MATERIALS PROVIDED:
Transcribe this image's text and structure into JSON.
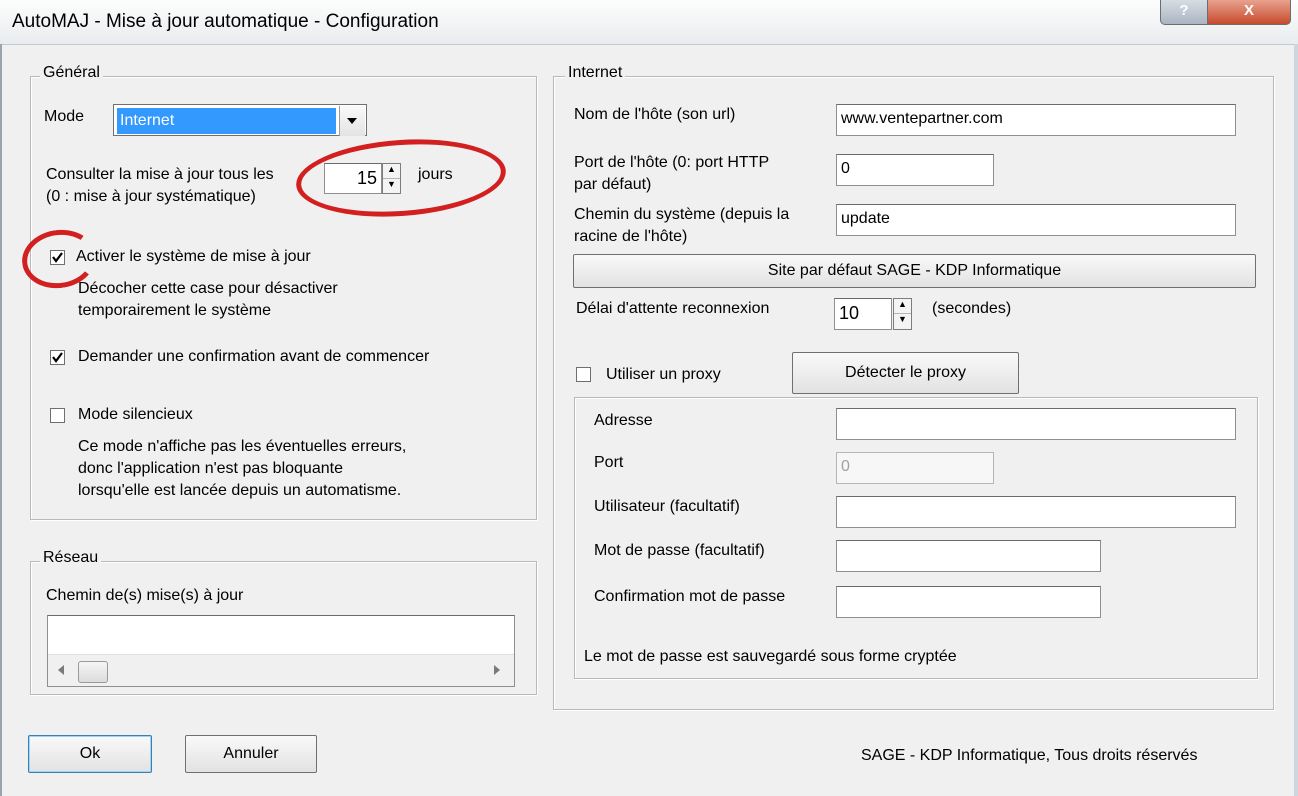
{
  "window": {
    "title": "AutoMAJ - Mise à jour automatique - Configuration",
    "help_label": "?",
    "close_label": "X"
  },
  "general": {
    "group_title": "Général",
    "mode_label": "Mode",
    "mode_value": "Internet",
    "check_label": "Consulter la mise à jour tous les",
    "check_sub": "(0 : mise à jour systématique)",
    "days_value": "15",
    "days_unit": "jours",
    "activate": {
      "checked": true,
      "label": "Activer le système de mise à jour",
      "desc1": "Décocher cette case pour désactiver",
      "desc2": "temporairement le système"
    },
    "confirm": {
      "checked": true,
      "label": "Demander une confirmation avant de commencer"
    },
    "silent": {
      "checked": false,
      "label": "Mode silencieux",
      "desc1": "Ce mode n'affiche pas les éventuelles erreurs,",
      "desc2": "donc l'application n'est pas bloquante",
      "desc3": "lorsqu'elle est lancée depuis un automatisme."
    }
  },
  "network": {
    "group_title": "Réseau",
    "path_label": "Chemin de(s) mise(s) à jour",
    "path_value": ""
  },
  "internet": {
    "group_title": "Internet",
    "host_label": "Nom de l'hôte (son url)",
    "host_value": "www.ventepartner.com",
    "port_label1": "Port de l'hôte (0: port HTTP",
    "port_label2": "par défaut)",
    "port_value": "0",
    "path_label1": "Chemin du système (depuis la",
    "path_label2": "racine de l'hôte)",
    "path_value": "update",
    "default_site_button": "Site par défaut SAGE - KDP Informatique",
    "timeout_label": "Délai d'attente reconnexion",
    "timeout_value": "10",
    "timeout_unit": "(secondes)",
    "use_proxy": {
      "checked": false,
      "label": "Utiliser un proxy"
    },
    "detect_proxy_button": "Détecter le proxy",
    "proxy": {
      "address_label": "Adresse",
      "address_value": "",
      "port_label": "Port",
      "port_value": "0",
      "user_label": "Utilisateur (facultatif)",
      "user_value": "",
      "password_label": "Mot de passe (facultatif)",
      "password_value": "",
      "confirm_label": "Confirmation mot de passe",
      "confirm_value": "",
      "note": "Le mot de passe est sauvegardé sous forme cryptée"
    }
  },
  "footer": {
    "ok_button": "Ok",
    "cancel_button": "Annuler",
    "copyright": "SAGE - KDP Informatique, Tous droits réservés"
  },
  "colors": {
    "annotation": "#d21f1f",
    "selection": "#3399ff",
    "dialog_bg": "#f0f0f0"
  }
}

DIRECTIVE: All of the lines above should be printed exactly, minus the pictures.

RESPONSE BELOW:
Transcribe this image's text and structure into JSON.
{
  "window": {
    "title": "AutoMAJ - Mise à jour automatique - Configuration",
    "help_label": "?",
    "close_label": "X"
  },
  "general": {
    "group_title": "Général",
    "mode_label": "Mode",
    "mode_value": "Internet",
    "check_label": "Consulter la mise à jour tous les",
    "check_sub": "(0 : mise à jour systématique)",
    "days_value": "15",
    "days_unit": "jours",
    "activate": {
      "checked": true,
      "label": "Activer le système de mise à jour",
      "desc1": "Décocher cette case pour désactiver",
      "desc2": "temporairement le système"
    },
    "confirm": {
      "checked": true,
      "label": "Demander une confirmation avant de commencer"
    },
    "silent": {
      "checked": false,
      "label": "Mode silencieux",
      "desc1": "Ce mode n'affiche pas les éventuelles erreurs,",
      "desc2": "donc l'application n'est pas bloquante",
      "desc3": "lorsqu'elle est lancée depuis un automatisme."
    }
  },
  "network": {
    "group_title": "Réseau",
    "path_label": "Chemin de(s) mise(s) à jour",
    "path_value": ""
  },
  "internet": {
    "group_title": "Internet",
    "host_label": "Nom de l'hôte (son url)",
    "host_value": "www.ventepartner.com",
    "port_label1": "Port de l'hôte (0: port HTTP",
    "port_label2": "par défaut)",
    "port_value": "0",
    "path_label1": "Chemin du système (depuis la",
    "path_label2": "racine de l'hôte)",
    "path_value": "update",
    "default_site_button": "Site par défaut SAGE - KDP Informatique",
    "timeout_label": "Délai d'attente reconnexion",
    "timeout_value": "10",
    "timeout_unit": "(secondes)",
    "use_proxy": {
      "checked": false,
      "label": "Utiliser un proxy"
    },
    "detect_proxy_button": "Détecter le proxy",
    "proxy": {
      "address_label": "Adresse",
      "address_value": "",
      "port_label": "Port",
      "port_value": "0",
      "user_label": "Utilisateur (facultatif)",
      "user_value": "",
      "password_label": "Mot de passe (facultatif)",
      "password_value": "",
      "confirm_label": "Confirmation mot de passe",
      "confirm_value": "",
      "note": "Le mot de passe est sauvegardé sous forme cryptée"
    }
  },
  "footer": {
    "ok_button": "Ok",
    "cancel_button": "Annuler",
    "copyright": "SAGE - KDP Informatique, Tous droits réservés"
  },
  "colors": {
    "annotation": "#d21f1f",
    "selection": "#3399ff",
    "dialog_bg": "#f0f0f0"
  }
}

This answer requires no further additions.